§ **Written request**: Check each line of the material below for "test". Report how many have it, with no other words.

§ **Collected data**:
***
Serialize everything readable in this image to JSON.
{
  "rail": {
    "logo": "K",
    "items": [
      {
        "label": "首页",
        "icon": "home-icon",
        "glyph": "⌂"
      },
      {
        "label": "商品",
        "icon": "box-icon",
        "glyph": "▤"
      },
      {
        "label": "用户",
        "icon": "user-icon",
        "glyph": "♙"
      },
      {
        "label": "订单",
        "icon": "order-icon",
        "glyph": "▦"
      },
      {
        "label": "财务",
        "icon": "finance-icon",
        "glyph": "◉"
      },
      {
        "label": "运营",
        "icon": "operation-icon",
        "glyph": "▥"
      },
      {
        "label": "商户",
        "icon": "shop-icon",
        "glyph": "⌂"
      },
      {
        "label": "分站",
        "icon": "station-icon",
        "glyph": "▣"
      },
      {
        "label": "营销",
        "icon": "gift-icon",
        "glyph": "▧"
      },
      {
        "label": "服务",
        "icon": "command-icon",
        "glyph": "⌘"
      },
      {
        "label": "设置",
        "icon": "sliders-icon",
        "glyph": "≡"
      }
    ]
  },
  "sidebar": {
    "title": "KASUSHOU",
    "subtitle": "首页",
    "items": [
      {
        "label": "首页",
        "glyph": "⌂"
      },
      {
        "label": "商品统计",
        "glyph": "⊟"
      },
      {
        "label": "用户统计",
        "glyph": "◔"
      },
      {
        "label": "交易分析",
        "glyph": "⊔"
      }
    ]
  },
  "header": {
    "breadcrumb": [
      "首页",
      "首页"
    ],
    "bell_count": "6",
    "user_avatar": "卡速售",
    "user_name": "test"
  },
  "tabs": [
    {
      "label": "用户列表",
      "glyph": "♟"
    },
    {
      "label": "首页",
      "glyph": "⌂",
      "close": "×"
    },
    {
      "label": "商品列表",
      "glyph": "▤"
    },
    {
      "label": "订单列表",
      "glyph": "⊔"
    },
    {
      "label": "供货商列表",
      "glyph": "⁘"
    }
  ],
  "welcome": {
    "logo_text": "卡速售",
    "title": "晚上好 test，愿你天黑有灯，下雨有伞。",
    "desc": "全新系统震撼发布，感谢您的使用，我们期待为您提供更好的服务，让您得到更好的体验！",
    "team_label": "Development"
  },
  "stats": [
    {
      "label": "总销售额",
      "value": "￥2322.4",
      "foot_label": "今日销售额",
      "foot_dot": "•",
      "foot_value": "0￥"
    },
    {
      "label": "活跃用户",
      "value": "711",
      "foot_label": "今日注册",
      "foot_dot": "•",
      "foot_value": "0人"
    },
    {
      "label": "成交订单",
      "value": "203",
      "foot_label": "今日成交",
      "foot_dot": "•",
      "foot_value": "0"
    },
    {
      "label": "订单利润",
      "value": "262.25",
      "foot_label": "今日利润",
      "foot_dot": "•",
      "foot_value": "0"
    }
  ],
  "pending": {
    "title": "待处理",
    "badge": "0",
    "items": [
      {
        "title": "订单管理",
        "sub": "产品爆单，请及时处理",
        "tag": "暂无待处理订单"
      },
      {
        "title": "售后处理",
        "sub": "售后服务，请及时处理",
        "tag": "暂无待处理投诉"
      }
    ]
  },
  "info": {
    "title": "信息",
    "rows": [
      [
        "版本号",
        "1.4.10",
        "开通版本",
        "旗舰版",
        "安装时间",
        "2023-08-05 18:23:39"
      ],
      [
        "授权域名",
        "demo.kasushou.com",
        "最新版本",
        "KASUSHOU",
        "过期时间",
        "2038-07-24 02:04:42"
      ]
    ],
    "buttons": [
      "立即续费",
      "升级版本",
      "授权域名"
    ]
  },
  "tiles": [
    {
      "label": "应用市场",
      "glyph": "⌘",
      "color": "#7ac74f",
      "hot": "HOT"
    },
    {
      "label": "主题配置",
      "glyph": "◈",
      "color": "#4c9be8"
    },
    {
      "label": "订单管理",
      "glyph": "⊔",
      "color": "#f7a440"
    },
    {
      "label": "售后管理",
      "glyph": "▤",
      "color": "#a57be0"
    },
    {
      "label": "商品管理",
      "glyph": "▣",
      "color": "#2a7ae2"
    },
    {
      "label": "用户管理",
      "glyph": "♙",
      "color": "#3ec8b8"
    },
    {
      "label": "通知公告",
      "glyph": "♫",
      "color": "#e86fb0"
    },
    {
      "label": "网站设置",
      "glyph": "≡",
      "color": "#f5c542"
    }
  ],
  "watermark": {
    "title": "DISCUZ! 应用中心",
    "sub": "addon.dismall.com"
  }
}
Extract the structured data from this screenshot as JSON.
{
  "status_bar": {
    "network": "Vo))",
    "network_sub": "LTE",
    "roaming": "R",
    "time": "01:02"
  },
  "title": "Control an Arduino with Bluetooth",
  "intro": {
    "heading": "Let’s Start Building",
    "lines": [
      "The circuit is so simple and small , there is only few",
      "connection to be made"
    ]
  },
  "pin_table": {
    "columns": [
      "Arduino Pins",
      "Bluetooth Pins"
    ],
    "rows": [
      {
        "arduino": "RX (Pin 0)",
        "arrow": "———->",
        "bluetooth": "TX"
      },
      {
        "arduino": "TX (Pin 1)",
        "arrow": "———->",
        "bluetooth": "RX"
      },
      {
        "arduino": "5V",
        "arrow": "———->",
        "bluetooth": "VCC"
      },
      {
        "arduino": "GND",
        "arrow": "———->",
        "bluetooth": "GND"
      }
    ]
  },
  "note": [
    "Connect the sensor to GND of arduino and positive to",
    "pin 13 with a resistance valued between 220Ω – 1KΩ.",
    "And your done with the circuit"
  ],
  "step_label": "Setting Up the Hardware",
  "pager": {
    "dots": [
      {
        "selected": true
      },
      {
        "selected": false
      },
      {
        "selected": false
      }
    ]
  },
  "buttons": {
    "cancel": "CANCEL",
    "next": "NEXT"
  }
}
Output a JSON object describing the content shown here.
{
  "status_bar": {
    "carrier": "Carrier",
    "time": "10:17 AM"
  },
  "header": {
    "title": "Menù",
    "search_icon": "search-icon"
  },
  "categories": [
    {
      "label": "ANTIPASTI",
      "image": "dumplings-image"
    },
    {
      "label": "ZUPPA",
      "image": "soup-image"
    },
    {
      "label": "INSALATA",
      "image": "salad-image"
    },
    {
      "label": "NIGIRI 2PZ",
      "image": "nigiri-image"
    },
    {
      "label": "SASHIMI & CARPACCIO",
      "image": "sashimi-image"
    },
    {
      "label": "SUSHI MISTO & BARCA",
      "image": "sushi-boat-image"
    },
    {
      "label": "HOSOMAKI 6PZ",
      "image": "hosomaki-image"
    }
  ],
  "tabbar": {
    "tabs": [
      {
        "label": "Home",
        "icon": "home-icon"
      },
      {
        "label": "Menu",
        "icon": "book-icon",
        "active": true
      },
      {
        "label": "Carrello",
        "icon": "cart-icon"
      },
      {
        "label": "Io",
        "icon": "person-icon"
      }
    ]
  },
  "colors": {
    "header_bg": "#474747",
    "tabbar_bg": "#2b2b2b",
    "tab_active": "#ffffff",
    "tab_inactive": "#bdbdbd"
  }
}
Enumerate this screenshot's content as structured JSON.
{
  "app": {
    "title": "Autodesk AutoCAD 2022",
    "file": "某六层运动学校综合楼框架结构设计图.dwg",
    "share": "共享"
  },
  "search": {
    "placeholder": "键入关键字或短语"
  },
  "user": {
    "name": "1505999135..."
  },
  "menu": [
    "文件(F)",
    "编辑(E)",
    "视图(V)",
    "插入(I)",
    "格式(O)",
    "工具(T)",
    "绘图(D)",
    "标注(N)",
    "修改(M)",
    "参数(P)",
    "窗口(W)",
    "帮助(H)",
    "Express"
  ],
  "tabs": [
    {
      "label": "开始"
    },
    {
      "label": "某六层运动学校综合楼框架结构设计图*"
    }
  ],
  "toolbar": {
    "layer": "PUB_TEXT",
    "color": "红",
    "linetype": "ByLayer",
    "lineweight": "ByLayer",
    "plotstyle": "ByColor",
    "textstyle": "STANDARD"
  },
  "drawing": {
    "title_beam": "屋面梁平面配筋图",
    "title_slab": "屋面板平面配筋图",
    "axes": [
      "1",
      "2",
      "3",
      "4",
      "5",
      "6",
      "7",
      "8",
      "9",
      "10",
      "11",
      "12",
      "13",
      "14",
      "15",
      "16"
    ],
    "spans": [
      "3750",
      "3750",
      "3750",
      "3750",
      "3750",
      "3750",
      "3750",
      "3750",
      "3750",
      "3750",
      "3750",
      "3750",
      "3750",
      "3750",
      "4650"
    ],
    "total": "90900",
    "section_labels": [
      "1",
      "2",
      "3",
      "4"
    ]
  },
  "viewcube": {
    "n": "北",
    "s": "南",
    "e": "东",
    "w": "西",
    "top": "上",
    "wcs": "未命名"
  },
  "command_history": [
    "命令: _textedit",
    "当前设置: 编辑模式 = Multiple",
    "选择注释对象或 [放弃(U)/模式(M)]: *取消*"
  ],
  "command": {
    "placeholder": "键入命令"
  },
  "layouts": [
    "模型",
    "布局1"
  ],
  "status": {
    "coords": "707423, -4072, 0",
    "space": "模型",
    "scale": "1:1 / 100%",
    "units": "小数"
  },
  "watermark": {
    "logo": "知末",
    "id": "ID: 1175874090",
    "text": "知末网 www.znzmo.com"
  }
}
***
§ **Answer to this exercise**: 2